╭─ DATASET RECORDS

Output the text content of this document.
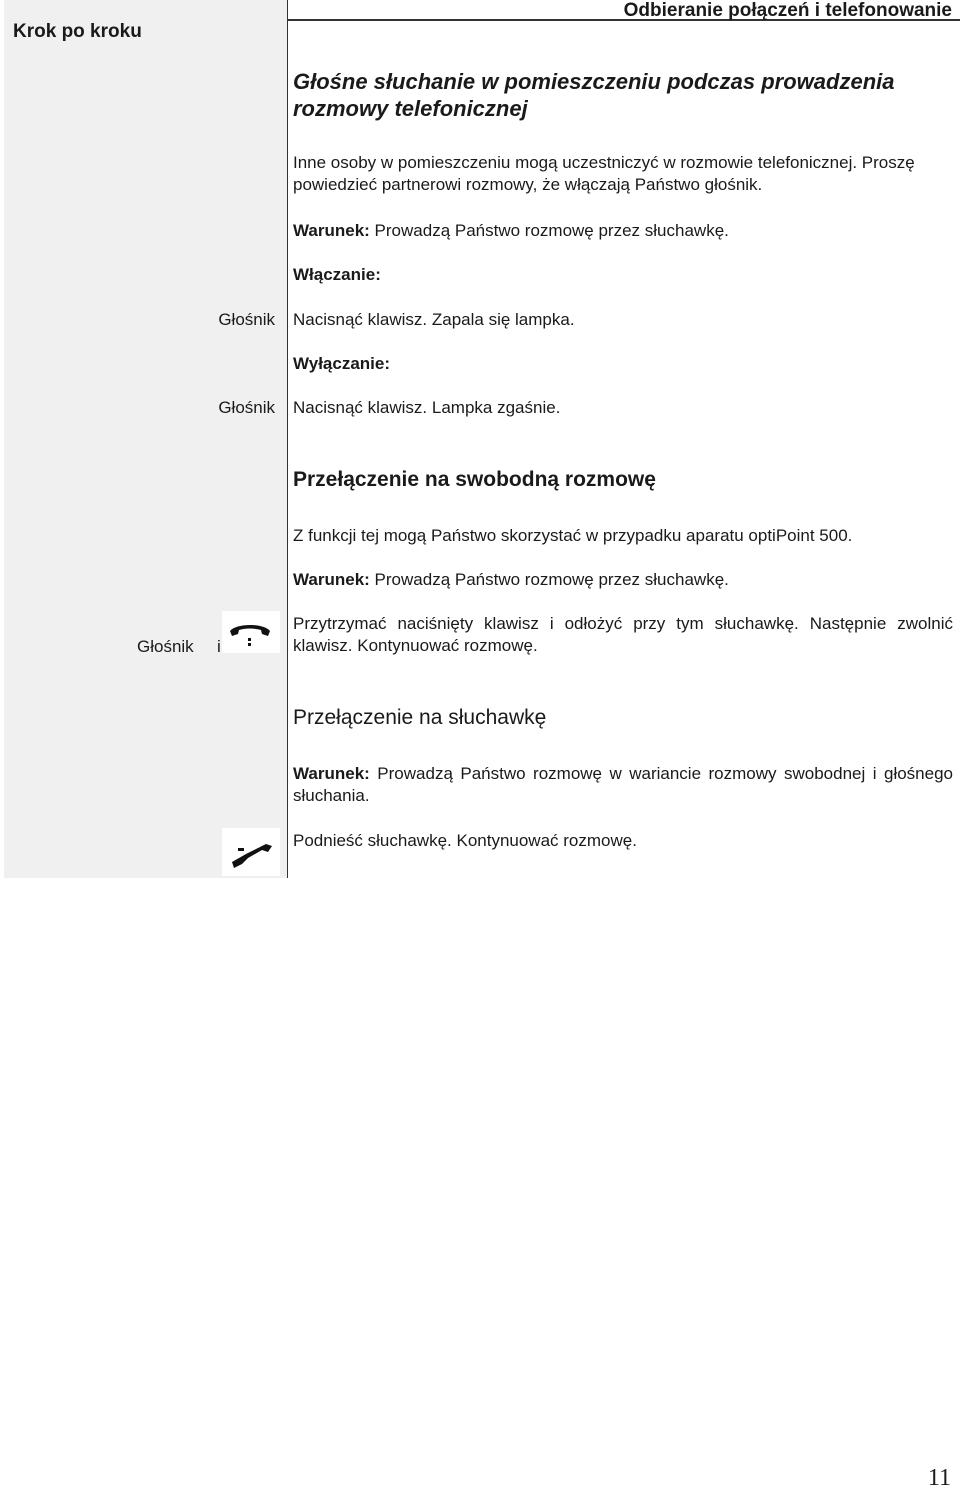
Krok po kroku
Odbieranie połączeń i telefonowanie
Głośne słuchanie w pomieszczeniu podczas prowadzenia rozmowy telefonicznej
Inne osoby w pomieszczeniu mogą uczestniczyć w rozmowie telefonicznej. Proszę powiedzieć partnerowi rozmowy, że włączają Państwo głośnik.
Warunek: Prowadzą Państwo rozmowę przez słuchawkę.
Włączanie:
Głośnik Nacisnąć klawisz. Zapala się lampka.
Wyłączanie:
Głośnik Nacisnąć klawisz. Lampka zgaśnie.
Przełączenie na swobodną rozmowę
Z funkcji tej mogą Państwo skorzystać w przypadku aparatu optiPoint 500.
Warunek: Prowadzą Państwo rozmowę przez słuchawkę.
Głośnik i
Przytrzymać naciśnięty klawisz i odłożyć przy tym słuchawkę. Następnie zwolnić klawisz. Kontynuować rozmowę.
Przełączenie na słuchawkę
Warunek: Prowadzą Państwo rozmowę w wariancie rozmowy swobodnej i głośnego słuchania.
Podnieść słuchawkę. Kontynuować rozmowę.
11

╰─

WHAT IS BEING ASKED
Exact duplication of all the records is required; pictures are omitted from the copy.

SOLUTION TO THIS EXERCISE
Output the text content of this document.
Krok po kroku
Odbieranie połączeń i telefonowanie
Głośne słuchanie w pomieszczeniu podczas prowadzenia rozmowy telefonicznej
Inne osoby w pomieszczeniu mogą uczestniczyć w rozmowie telefonicznej. Proszę powiedzieć partnerowi rozmowy, że włączają Państwo głośnik.
Warunek: Prowadzą Państwo rozmowę przez słuchawkę.
Włączanie:
Głośnik Nacisnąć klawisz. Zapala się lampka.
Wyłączanie:
Głośnik Nacisnąć klawisz. Lampka zgaśnie.
Przełączenie na swobodną rozmowę
Z funkcji tej mogą Państwo skorzystać w przypadku aparatu optiPoint 500.
Warunek: Prowadzą Państwo rozmowę przez słuchawkę.
Głośnik i
Przytrzymać naciśnięty klawisz i odłożyć przy tym słuchawkę. Następnie zwolnić klawisz. Kontynuować rozmowę.
Przełączenie na słuchawkę
Warunek: Prowadzą Państwo rozmowę w wariancie rozmowy swobodnej i głośnego słuchania.
Podnieść słuchawkę. Kontynuować rozmowę.
11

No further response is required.